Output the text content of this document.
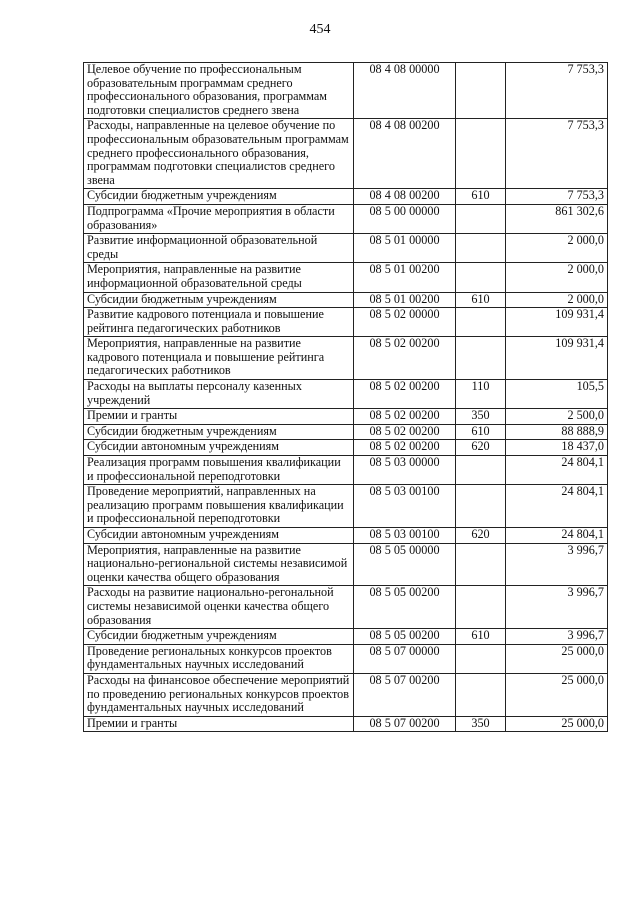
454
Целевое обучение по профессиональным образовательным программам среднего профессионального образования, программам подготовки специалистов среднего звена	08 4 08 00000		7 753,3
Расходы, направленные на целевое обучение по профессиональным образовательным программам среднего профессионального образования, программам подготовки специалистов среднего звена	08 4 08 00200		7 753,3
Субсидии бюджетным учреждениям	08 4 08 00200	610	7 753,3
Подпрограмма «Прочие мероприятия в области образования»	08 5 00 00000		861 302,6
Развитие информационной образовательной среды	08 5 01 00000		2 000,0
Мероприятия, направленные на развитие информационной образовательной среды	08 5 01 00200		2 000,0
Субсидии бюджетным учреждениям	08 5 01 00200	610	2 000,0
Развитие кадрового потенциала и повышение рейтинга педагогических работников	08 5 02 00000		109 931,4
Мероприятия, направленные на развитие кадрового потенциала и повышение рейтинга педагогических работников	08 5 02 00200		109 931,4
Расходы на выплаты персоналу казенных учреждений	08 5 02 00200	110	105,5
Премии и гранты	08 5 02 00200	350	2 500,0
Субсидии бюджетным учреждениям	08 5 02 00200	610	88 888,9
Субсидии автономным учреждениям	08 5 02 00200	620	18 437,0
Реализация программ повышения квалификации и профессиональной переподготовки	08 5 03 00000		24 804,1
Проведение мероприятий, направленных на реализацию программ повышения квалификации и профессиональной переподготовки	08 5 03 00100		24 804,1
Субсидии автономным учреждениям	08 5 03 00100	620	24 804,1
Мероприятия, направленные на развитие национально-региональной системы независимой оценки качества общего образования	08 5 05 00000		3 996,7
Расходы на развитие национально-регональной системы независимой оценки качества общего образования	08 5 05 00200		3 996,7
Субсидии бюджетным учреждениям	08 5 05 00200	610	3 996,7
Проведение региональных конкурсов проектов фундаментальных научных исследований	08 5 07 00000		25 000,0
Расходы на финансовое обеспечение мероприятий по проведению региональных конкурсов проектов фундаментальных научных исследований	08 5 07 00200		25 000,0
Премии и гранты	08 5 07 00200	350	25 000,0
^^^^^^^^^^^^^^^^
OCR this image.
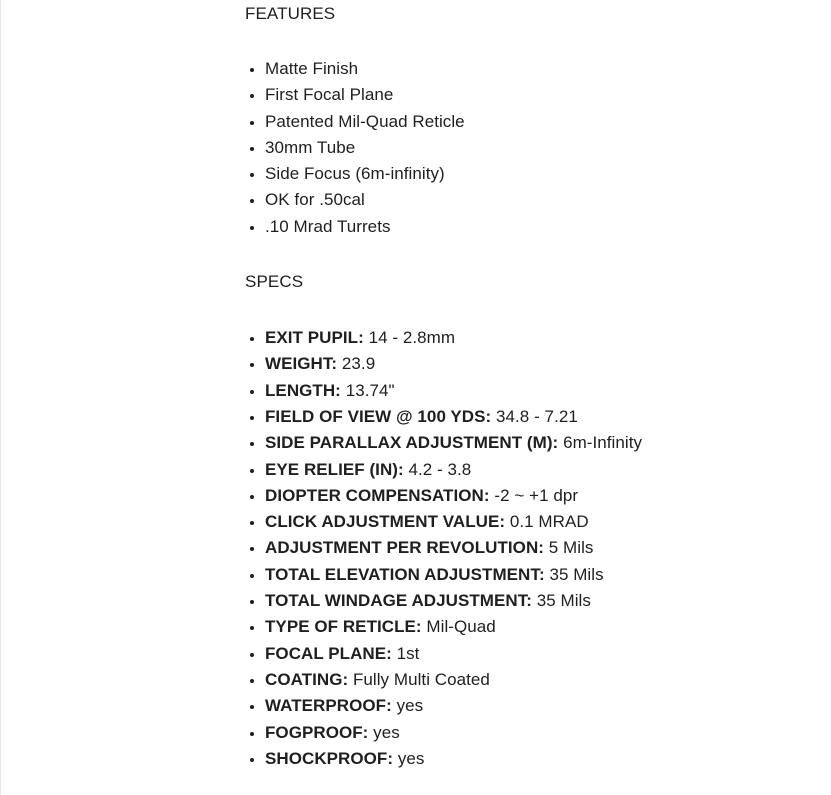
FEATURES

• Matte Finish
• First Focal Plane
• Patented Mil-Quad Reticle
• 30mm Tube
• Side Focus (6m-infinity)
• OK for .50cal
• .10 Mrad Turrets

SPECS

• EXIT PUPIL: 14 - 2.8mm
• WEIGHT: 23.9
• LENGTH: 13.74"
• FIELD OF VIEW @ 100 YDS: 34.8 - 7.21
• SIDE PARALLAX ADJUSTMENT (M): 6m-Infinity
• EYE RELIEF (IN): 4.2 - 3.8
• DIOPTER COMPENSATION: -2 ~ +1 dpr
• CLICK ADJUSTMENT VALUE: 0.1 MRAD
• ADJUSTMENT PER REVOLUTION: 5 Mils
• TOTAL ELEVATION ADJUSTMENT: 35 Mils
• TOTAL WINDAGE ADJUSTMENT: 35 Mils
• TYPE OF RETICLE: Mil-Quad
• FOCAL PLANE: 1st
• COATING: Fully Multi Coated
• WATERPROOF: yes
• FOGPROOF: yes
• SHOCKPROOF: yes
^^^^^^^^^^^^^^^^
■ **GIVEN INSTRUCTION**: Search the data for the string "среднего". List each line that has it.

■ **ANSWER TO THE PROBLEM**:
Целевое обучение по профессиональным образовательным программам среднего профессионального образования, программам подготовки специалистов среднего звена	08 4 08 00000		7 753,3
Расходы, направленные на целевое обучение по профессиональным образовательным программам среднего профессионального образования, программам подготовки специалистов среднего звена	08 4 08 00200		7 753,3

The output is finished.